**Exercise brief**
Copy every line of the data that includes the string "Group".

**Provided material**
------------------------

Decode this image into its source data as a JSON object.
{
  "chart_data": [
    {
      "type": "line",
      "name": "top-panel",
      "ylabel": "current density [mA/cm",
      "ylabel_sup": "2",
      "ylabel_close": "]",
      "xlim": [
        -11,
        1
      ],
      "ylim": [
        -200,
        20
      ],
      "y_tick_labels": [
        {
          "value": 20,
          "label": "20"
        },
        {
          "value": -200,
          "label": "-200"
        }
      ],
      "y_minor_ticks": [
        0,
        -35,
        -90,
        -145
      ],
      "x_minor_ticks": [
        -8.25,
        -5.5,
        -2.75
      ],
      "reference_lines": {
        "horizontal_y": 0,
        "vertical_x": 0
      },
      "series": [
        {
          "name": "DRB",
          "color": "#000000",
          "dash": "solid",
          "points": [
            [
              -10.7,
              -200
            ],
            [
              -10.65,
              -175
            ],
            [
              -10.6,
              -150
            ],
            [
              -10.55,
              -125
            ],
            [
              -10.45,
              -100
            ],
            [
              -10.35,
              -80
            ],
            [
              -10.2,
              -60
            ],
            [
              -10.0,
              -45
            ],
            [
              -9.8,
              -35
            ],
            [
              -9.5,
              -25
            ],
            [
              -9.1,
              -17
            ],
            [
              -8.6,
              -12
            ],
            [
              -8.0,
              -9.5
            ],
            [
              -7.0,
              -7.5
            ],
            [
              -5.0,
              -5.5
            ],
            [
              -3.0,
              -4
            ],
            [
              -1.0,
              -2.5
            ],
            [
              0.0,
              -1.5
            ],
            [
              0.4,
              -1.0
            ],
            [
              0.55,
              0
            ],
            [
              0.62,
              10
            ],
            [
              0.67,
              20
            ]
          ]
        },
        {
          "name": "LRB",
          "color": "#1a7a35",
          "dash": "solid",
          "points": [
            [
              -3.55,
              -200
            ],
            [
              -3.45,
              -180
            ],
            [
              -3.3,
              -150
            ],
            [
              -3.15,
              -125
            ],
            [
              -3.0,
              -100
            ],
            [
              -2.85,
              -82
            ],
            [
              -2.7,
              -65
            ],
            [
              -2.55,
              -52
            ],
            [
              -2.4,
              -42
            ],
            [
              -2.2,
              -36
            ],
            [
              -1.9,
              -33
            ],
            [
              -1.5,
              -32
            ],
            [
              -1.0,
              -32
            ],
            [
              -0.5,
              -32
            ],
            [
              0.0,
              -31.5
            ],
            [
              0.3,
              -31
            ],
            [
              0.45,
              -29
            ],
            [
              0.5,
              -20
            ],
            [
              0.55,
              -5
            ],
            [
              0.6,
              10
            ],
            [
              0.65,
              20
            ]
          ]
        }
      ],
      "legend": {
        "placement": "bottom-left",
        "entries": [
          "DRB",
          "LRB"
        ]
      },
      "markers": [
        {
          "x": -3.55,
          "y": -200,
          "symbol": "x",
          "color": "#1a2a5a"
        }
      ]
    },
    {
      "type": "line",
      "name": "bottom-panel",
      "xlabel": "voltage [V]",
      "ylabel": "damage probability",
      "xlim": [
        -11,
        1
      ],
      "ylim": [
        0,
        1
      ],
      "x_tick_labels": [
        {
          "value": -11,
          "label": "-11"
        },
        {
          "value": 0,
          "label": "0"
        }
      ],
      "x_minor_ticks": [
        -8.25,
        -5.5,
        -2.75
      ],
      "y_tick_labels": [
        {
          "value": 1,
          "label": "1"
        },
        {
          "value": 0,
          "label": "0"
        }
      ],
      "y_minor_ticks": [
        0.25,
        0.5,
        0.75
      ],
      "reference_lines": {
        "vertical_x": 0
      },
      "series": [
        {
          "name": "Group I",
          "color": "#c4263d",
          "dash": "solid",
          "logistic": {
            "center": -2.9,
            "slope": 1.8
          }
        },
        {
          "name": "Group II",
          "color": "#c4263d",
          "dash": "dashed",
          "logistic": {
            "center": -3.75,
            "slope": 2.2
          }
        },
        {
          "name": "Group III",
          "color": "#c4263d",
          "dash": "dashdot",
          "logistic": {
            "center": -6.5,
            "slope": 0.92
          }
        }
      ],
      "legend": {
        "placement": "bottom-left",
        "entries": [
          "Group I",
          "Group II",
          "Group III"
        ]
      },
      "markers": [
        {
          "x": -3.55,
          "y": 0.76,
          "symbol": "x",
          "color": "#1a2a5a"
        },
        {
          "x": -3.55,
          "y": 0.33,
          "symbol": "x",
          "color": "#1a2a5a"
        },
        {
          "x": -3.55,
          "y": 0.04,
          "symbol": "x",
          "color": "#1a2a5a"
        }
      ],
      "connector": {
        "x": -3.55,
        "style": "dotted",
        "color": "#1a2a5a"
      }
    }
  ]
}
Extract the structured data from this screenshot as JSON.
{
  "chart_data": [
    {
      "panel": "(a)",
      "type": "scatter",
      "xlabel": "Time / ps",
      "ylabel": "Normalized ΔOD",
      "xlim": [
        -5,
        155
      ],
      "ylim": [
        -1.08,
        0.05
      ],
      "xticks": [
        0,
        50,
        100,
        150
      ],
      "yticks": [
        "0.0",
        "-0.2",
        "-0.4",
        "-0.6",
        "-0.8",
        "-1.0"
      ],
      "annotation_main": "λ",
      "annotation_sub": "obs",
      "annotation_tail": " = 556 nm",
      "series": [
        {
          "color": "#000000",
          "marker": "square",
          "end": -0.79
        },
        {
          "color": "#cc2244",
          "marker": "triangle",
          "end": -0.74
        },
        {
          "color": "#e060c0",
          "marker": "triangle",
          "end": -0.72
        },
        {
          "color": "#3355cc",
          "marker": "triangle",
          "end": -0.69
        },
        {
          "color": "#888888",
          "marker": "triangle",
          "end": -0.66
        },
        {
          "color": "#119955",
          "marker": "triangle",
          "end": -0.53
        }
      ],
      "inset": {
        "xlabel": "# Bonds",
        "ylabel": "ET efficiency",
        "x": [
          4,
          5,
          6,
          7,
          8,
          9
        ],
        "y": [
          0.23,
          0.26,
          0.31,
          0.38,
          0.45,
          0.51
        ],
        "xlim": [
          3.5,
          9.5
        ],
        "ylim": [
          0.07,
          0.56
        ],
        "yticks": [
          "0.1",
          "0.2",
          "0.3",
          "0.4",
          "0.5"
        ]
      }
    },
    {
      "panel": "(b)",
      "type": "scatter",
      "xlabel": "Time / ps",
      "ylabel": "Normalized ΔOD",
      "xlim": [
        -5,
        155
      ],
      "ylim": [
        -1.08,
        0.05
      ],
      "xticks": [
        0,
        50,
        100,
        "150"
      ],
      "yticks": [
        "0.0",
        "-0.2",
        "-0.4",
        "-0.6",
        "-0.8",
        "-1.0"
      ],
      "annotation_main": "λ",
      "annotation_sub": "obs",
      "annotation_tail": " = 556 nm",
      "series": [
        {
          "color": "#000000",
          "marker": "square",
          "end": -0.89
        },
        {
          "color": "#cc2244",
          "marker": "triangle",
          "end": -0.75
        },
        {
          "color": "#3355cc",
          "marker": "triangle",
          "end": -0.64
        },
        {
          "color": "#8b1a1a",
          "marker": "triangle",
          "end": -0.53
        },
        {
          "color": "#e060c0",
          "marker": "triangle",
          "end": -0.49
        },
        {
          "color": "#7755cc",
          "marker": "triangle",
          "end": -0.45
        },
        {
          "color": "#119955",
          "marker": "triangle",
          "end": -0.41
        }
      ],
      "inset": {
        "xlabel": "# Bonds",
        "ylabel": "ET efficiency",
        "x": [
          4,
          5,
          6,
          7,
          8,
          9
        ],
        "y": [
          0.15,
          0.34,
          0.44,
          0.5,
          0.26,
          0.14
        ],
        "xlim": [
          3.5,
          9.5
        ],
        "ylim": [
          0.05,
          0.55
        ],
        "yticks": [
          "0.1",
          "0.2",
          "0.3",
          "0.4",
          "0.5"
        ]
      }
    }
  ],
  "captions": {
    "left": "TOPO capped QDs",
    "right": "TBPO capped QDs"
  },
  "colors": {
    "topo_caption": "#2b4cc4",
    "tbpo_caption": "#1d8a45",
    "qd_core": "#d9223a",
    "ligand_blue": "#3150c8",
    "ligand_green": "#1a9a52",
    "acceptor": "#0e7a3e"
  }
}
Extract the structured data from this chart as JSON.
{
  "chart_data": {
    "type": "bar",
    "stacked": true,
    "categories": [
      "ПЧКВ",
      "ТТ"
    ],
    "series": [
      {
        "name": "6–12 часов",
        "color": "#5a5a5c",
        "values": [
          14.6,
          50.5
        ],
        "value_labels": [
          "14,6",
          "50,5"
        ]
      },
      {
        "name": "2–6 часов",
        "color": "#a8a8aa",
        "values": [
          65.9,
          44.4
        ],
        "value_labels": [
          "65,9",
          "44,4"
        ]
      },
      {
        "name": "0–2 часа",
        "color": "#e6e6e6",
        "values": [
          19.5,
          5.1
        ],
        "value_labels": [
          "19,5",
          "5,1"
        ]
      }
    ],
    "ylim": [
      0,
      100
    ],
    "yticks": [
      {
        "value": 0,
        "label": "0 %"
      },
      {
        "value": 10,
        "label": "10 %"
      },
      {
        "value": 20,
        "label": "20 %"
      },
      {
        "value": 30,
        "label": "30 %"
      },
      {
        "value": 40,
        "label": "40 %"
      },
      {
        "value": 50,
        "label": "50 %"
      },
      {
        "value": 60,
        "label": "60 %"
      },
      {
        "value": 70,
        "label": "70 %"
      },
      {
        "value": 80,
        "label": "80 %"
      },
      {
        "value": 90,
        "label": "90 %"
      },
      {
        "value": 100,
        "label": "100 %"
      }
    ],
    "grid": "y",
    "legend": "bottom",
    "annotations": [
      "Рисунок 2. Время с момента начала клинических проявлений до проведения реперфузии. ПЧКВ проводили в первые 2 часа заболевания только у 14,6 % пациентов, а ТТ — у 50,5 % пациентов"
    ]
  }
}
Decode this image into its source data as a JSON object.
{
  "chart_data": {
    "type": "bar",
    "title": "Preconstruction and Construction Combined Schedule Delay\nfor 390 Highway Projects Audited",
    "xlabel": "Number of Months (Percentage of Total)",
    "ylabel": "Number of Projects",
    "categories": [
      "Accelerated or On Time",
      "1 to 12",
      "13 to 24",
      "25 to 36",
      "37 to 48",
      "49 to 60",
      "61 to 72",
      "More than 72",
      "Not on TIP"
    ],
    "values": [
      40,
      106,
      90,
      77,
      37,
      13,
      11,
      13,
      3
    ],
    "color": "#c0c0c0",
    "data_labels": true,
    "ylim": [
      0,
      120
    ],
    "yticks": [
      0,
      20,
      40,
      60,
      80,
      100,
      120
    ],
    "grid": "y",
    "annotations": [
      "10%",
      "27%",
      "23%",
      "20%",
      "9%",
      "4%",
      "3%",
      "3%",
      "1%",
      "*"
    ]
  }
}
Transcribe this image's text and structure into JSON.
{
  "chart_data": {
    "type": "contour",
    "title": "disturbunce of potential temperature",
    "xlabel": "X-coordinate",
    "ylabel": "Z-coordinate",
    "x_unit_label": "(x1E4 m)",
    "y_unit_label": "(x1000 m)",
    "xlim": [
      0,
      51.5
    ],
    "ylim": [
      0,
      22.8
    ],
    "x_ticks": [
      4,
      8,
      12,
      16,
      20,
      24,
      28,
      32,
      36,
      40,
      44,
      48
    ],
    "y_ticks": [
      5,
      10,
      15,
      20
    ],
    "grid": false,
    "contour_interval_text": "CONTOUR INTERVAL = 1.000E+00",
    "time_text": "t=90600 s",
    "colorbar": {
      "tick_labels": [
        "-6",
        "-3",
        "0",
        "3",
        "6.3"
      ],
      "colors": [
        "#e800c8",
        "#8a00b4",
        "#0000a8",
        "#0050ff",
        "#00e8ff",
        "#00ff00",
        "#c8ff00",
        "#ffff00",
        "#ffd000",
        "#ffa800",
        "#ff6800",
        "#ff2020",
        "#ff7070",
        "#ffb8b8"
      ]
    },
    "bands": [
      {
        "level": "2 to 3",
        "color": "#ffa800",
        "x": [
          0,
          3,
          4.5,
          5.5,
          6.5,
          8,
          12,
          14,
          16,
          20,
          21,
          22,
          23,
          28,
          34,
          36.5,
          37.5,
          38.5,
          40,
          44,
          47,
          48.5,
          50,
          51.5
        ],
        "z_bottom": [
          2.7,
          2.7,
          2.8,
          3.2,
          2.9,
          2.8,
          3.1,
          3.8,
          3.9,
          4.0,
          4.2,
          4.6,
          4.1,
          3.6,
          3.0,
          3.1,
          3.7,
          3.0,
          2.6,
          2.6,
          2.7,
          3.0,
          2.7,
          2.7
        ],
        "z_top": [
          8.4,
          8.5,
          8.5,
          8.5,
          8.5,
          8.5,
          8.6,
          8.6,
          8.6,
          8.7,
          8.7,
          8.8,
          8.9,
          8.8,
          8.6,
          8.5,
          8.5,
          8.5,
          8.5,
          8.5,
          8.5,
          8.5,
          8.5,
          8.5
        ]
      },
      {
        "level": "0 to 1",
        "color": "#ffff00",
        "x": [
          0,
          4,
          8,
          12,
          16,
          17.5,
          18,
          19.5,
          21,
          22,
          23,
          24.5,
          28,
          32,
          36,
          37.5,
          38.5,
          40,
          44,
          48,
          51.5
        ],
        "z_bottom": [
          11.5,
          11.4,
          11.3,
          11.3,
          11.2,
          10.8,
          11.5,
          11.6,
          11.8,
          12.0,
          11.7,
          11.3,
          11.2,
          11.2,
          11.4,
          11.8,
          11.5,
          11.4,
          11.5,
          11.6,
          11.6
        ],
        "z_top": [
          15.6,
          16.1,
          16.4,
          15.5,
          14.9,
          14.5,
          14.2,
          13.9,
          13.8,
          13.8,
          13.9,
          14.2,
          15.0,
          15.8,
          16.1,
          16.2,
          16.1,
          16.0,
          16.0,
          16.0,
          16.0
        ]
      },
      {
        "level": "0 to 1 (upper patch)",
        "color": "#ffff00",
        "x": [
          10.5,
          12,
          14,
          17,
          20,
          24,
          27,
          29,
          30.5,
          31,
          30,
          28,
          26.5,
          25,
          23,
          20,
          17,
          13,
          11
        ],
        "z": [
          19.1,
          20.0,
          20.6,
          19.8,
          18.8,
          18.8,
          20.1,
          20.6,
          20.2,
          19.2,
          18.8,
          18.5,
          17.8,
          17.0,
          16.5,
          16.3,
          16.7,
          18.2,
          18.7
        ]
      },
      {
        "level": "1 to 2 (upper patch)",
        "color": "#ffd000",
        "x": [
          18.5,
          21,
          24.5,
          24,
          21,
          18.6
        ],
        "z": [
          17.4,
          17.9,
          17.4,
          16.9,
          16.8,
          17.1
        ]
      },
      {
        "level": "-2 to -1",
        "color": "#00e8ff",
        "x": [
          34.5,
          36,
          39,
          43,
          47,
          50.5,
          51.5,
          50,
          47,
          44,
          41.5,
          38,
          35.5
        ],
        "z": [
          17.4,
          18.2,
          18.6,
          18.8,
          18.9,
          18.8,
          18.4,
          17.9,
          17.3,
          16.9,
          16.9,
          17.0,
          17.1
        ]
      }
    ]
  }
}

------------------------

**Exercise response**
          "name": "Group I",
          "name": "Group II",
          "name": "Group III",
          "Group I",
          "Group II",
          "Group III"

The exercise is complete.